STATED TASK: Below are records. Copy every line with "Wanna" in it.

★ ★ ★ ★ ★ ★ ★

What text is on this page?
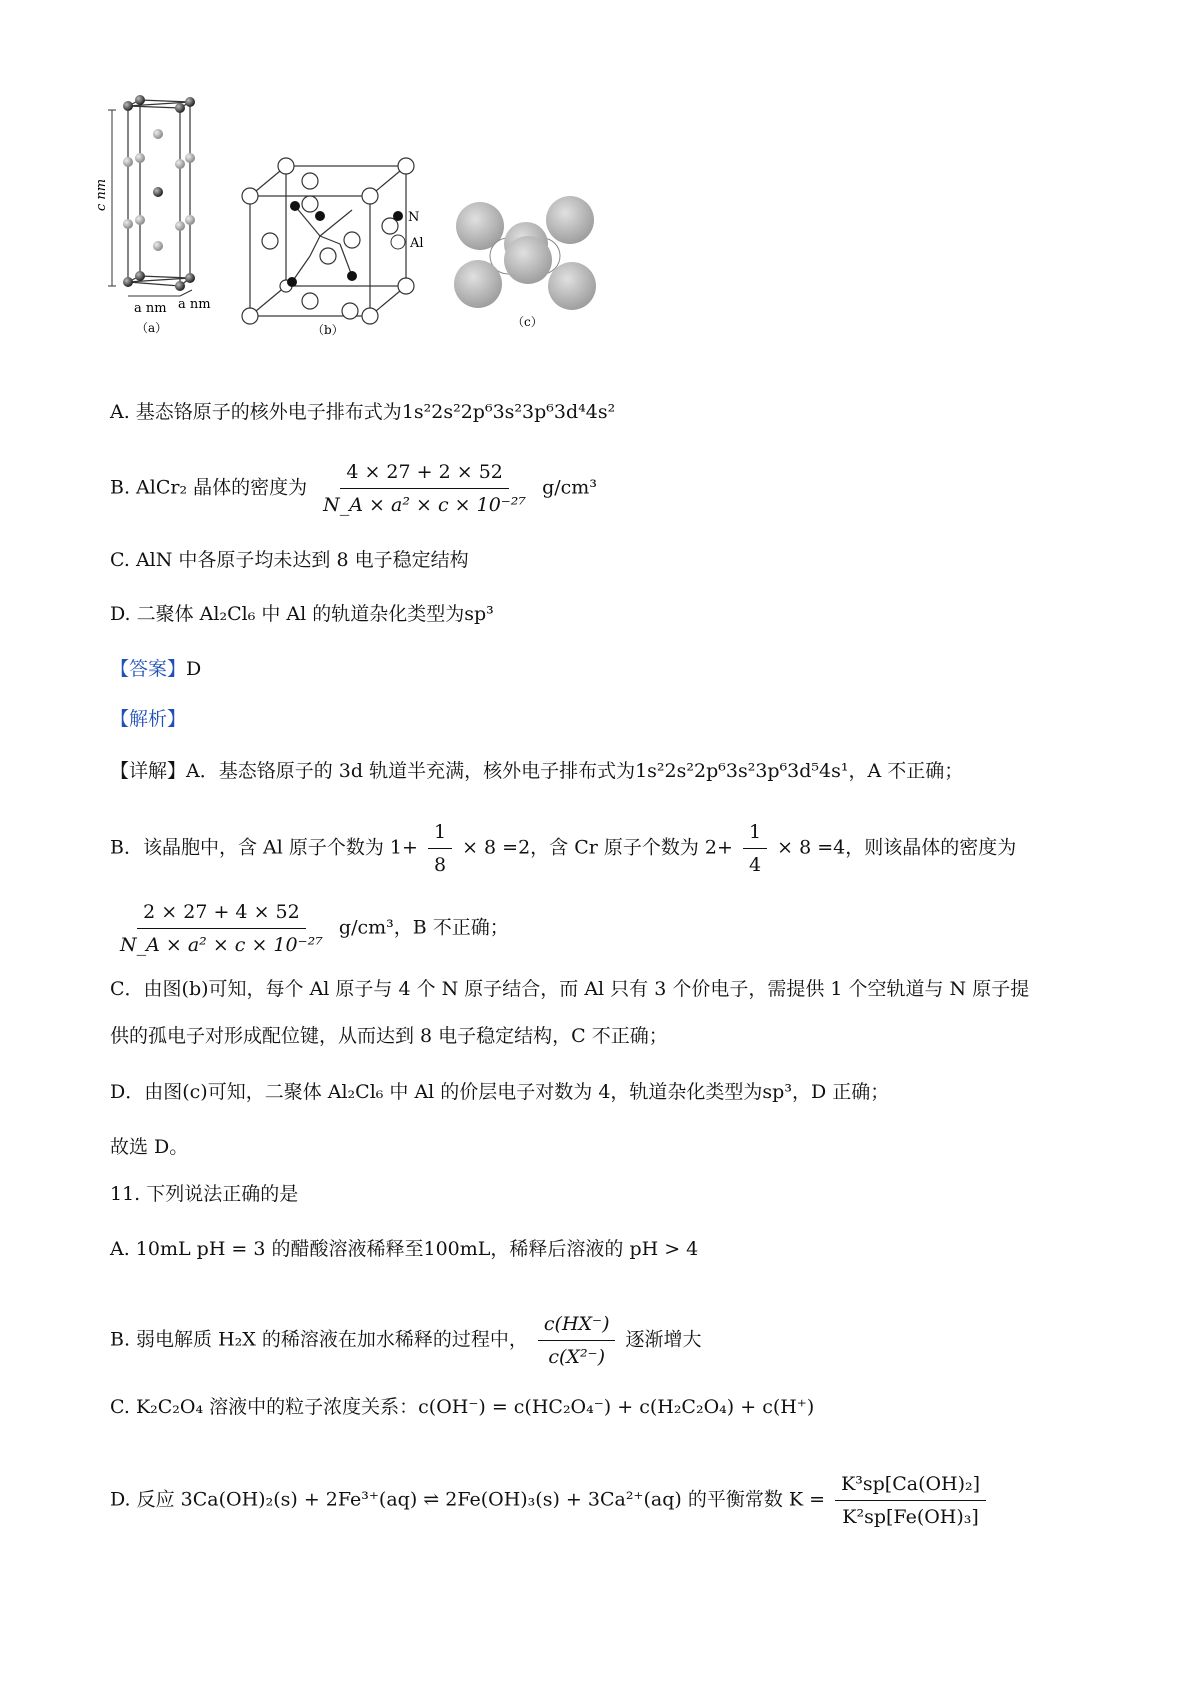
c nm
a nm a nm
（a）
N
Al
（b）
（c）
A. 基态铬原子的核外电子排布式为1s²2s²2p⁶3s²3p⁶3d⁴4s²
B. AlCr₂ 晶体的密度为 $\frac{4 \times 27 + 2 \times 52}{\text{N\_A × a² × c × 10⁻²⁷}} g/cm^3$
C. AlN 中各原子均未达到 8 电子稳定结构
D. 二聚体 Al₂Cl₆ 中 Al 的轨道杂化类型为sp³
【答案】D
【解析】
【详解】A．基态铬原子的 3d 轨道半充满，核外电子排布式为1s²2s²2p⁶3s²3p⁶3d⁵4s¹，A 不正确；
B．该晶胞中，含 Al 原子个数为 $1+ \frac{1}{8} \times 8 =2$，含 Cr 原子个数为 $2+ \frac{1}{4} \times 8 =4$，则该晶体的密度为
$\frac{2 \times 27 + 4 \times 52}{\text{N\_A × a² × c × 10⁻²⁷}} g/cm^3$，B 不正确；
C．由图(b)可知，每个 Al 原子与 4 个 N 原子结合，而 Al 只有 3 个价电子，需提供 1 个空轨道与 N 原子提
供的孤电子对形成配位键，从而达到 8 电子稳定结构，C 不正确；
D．由图(c)可知，二聚体 Al₂Cl₆ 中 Al 的价层电子对数为 4，轨道杂化类型为sp³，D 正确；
故选 D。
11. 下列说法正确的是
A. 10mL pH = 3 的醋酸溶液稀释至100mL，稀释后溶液的 pH > 4
B. 弱电解质 H₂X 的稀溶液在加水稀释的过程中， $\frac{c(HX^-)}{\text{c(X²⁻)}}$ 逐渐增大
C. K₂C₂O₄ 溶液中的粒子浓度关系：c(OH⁻) = c(HC₂O₄⁻) + c(H₂C₂O₄) + c(H⁺)
D. 反应 3Ca(OH)₂(s) + 2Fe³⁺(aq) ⇌ 2Fe(OH)₃(s) + 3Ca²⁺(aq) 的平衡常数 $K = \frac{\text{K³sp[Ca(OH)₂]}}{\text{K²sp[Fe(OH)₃]}}$
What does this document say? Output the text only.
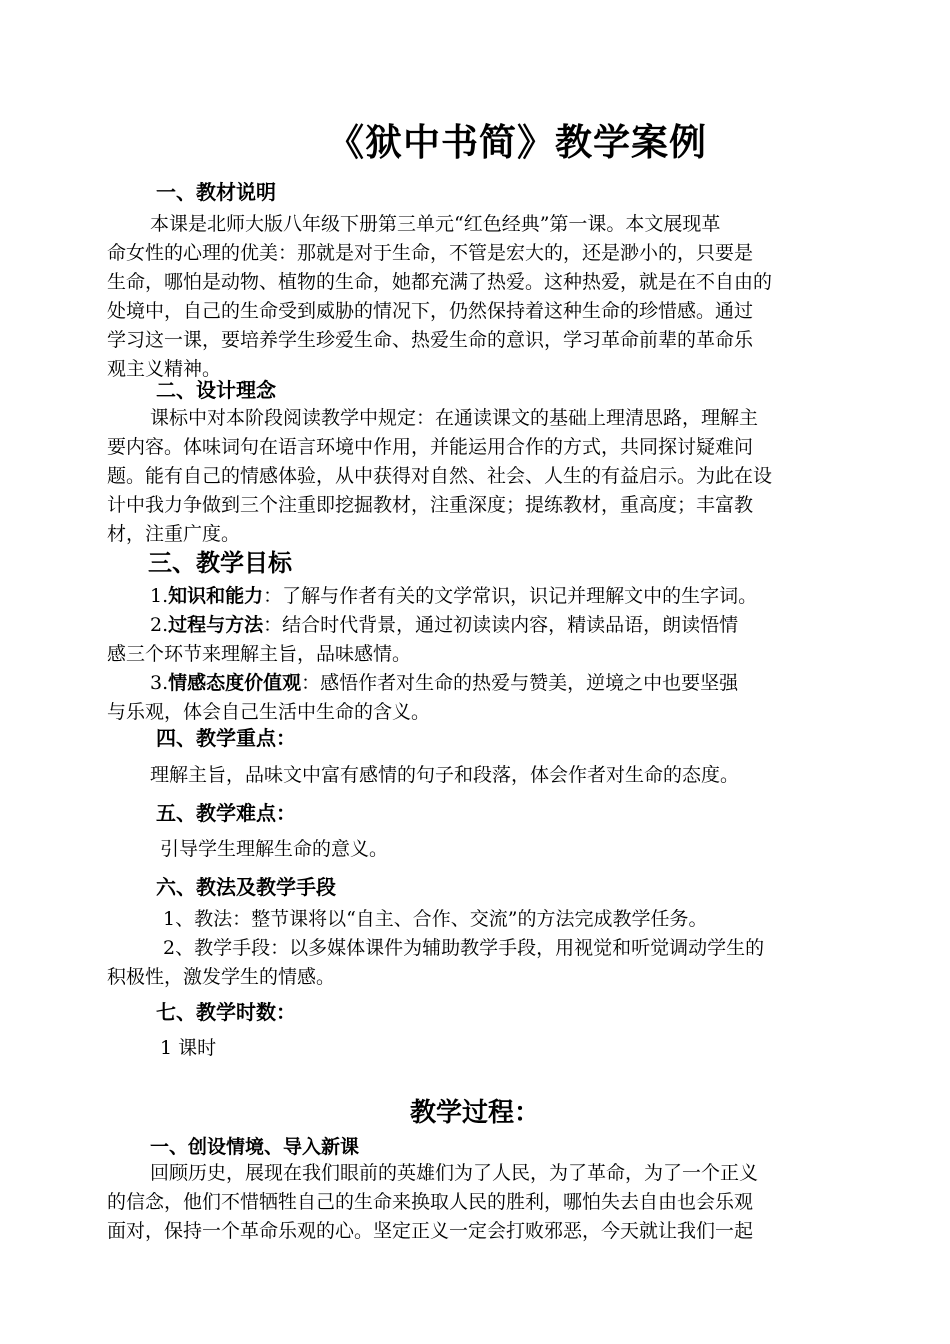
《狱中书简》教学案例
一、教材说明
本课是北师大版八年级下册第三单元“红色经典”第一课。本文展现革
命女性的心理的优美：那就是对于生命，不管是宏大的，还是渺小的，只要是
生命，哪怕是动物、植物的生命，她都充满了热爱。这种热爱，就是在不自由的
处境中，自己的生命受到威胁的情况下，仍然保持着这种生命的珍惜感。通过
学习这一课，要培养学生珍爱生命、热爱生命的意识，学习革命前辈的革命乐
观主义精神。
二、设计理念
课标中对本阶段阅读教学中规定：在通读课文的基础上理清思路，理解主
要内容。体味词句在语言环境中作用，并能运用合作的方式，共同探讨疑难问
题。能有自己的情感体验，从中获得对自然、社会、人生的有益启示。为此在设
计中我力争做到三个注重即挖掘教材，注重深度；提练教材，重高度；丰富教
材，注重广度。
三、教学目标
1.知识和能力：了解与作者有关的文学常识，识记并理解文中的生字词。
2.过程与方法：结合时代背景，通过初读读内容，精读品语，朗读悟情
感三个环节来理解主旨，品味感情。
3.情感态度价值观：感悟作者对生命的热爱与赞美，逆境之中也要坚强
与乐观，体会自己生活中生命的含义。
四、教学重点：
理解主旨，品味文中富有感情的句子和段落，体会作者对生命的态度。
五、教学难点：
引导学生理解生命的意义。
六、教法及教学手段
1、教法：整节课将以“自主、合作、交流”的方法完成教学任务。
2、教学手段：以多媒体课件为辅助教学手段，用视觉和听觉调动学生的
积极性，激发学生的情感。
七、教学时数：
1 课时
教学过程：
一、创设情境、导入新课
回顾历史，展现在我们眼前的英雄们为了人民，为了革命，为了一个正义
的信念，他们不惜牺牲自己的生命来换取人民的胜利，哪怕失去自由也会乐观
面对，保持一个革命乐观的心。坚定正义一定会打败邪恶，今天就让我们一起
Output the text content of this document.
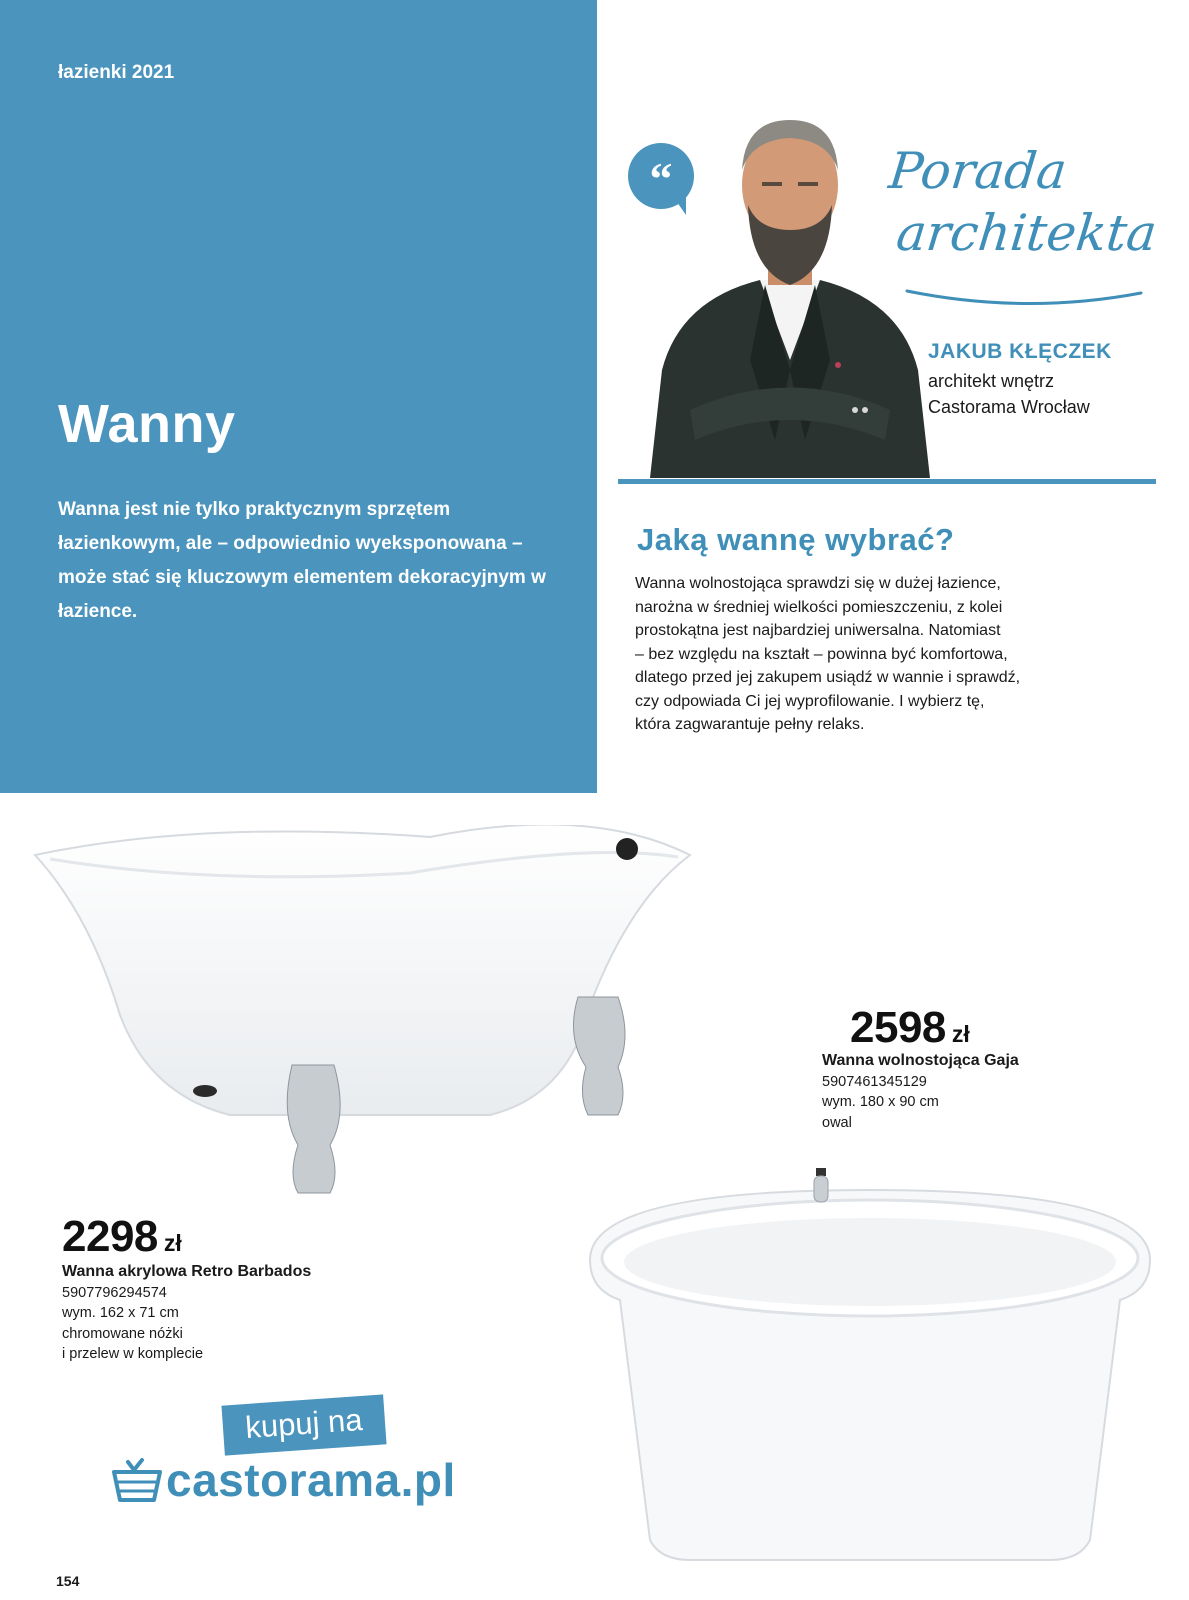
łazienki 2021
Wanny

Wanna jest nie tylko praktycznym sprzętem łazienkowym, ale – odpowiednio wyeksponowana – może stać się kluczowym elementem dekoracyjnym w łazience.

“	Porada
architekta
JAKUB KŁĘCZEK
architekt wnętrz
Castorama Wrocław
Jaką wannę wybrać?
Wanna wolnostojąca sprawdzi się w dużej łazience,
narożna w średniej wielkości pomieszczeniu, z kolei
prostokątna jest najbardziej uniwersalna. Natomiast
– bez względu na kształt – powinna być komfortowa,
dlatego przed jej zakupem usiądź w wannie i sprawdź,
czy odpowiada Ci jej wyprofilowanie. I wybierz tę,
która zagwarantuje pełny relaks.
2298 zł
Wanna akrylowa Retro Barbados
5907796294574
wym. 162 x 71 cm
chromowane nóżki
i przelew w komplecie
2598 zł
Wanna wolnostojąca Gaja
5907461345129
wym. 180 x 90 cm
owal
kupuj na
castorama.pl
154
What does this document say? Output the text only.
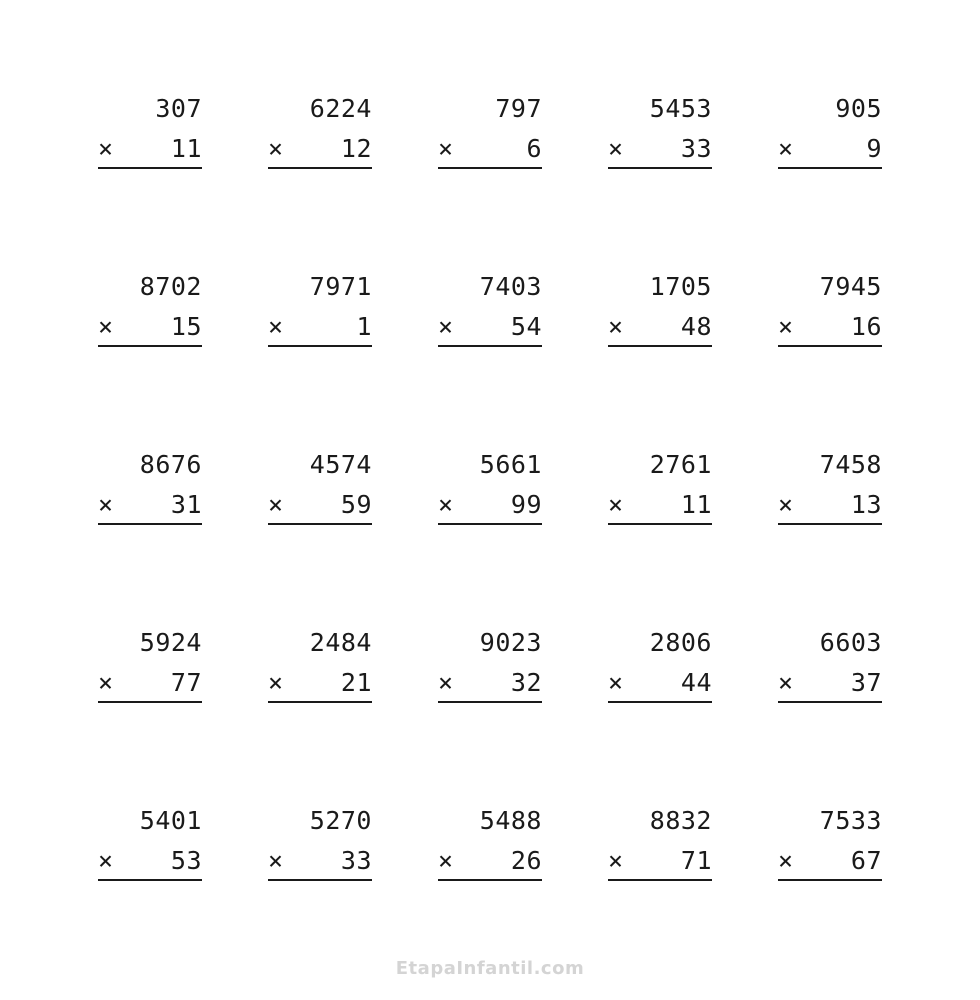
307
× 11
6224
× 12
797
×	6
5453
× 33
905
×	9
8702
× 15
7971
×	1
7403
× 54
1705
× 48
7945
× 16
8676
× 31
4574
× 59
5661
× 99
2761
× 11
7458
× 13
5924
× 77
2484
× 21
9023
× 32
2806
× 44
6603
× 37
5401
× 53
5270
× 33
5488
× 26
8832
× 71
7533
× 67
EtapaInfantil.com
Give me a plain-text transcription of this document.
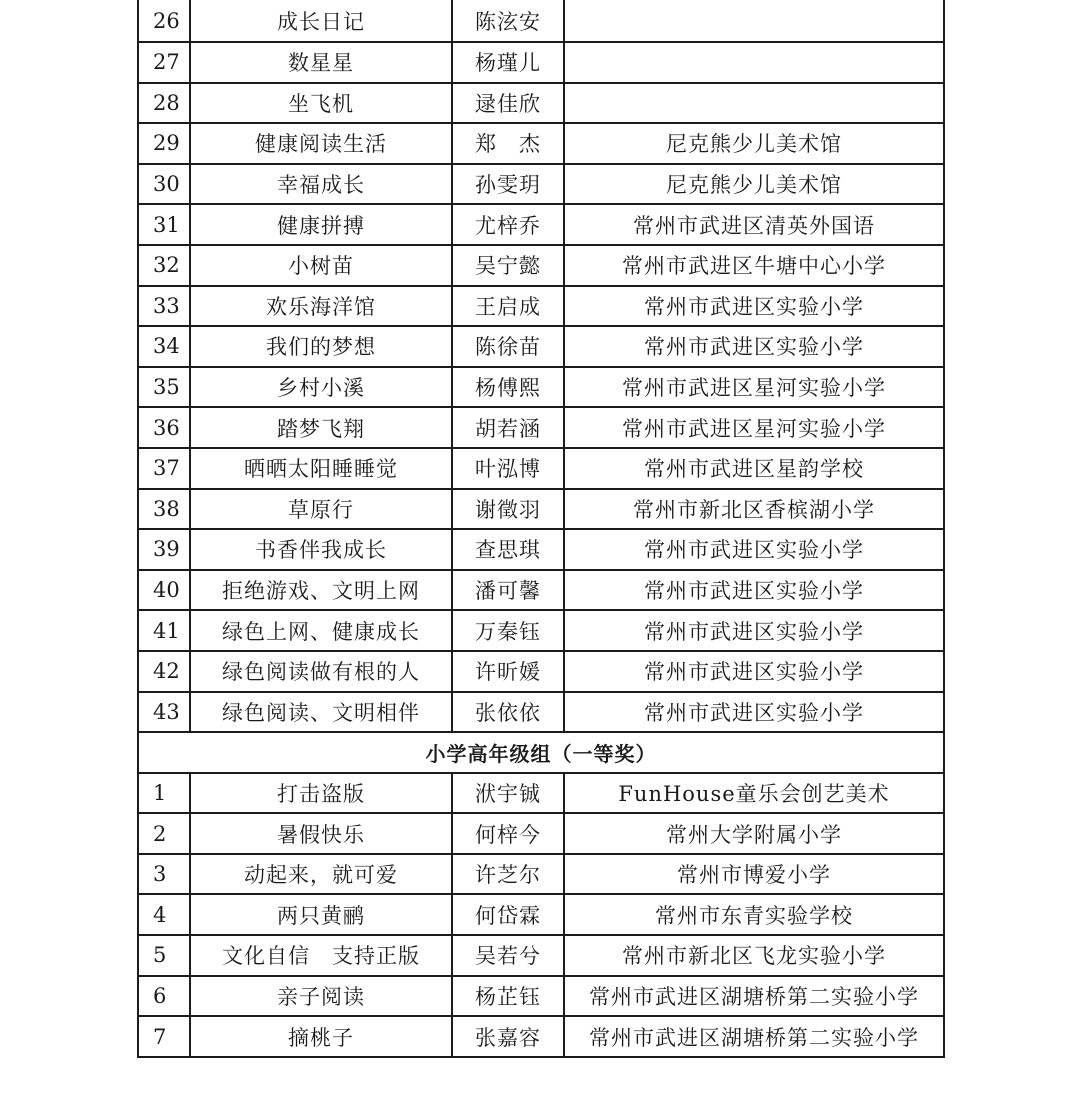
26	成长日记	陈泫安	
27	数星星	杨瑾儿	
28	坐飞机	逯佳欣	
29	健康阅读生活	郑　杰	尼克熊少儿美术馆
30	幸福成长	孙雯玥	尼克熊少儿美术馆
31	健康拼搏	尤梓乔	常州市武进区清英外国语
32	小树苗	吴宁懿	常州市武进区牛塘中心小学
33	欢乐海洋馆	王启成	常州市武进区实验小学
34	我们的梦想	陈徐苗	常州市武进区实验小学
35	乡村小溪	杨傅熙	常州市武进区星河实验小学
36	踏梦飞翔	胡若涵	常州市武进区星河实验小学
37	晒晒太阳睡睡觉	叶泓博	常州市武进区星韵学校
38	草原行	谢徵羽	常州市新北区香槟湖小学
39	书香伴我成长	查思琪	常州市武进区实验小学
40	拒绝游戏、文明上网	潘可馨	常州市武进区实验小学
41	绿色上网、健康成长	万秦钰	常州市武进区实验小学
42	绿色阅读做有根的人	许昕媛	常州市武进区实验小学
43	绿色阅读、文明相伴	张依依	常州市武进区实验小学
小学高年级组（一等奖）			
1	打击盗版	洑宇铖	FunHouse童乐会创艺美术
2	暑假快乐	何梓今	常州大学附属小学
3	动起来，就可爱	许芝尔	常州市博爱小学
4	两只黄鹂	何岱霖	常州市东青实验学校
5	文化自信　支持正版	吴若兮	常州市新北区飞龙实验小学
6	亲子阅读	杨芷钰	常州市武进区湖塘桥第二实验小学
7	摘桃子	张嘉容	常州市武进区湖塘桥第二实验小学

★ ★ ★ ★ ★ ★ ★

OUTPUT OF THE TASK:
Wanna jest nie tylko praktycznym sprzętem łazienkowym, ale – odpowiednio wyeksponowana – może stać się kluczowym elementem dekoracyjnym w łazience.
Wanna wolnostojąca sprawdzi się w dużej łazience,
Wanna akrylowa Retro Barbados
Wanna wolnostojąca Gaja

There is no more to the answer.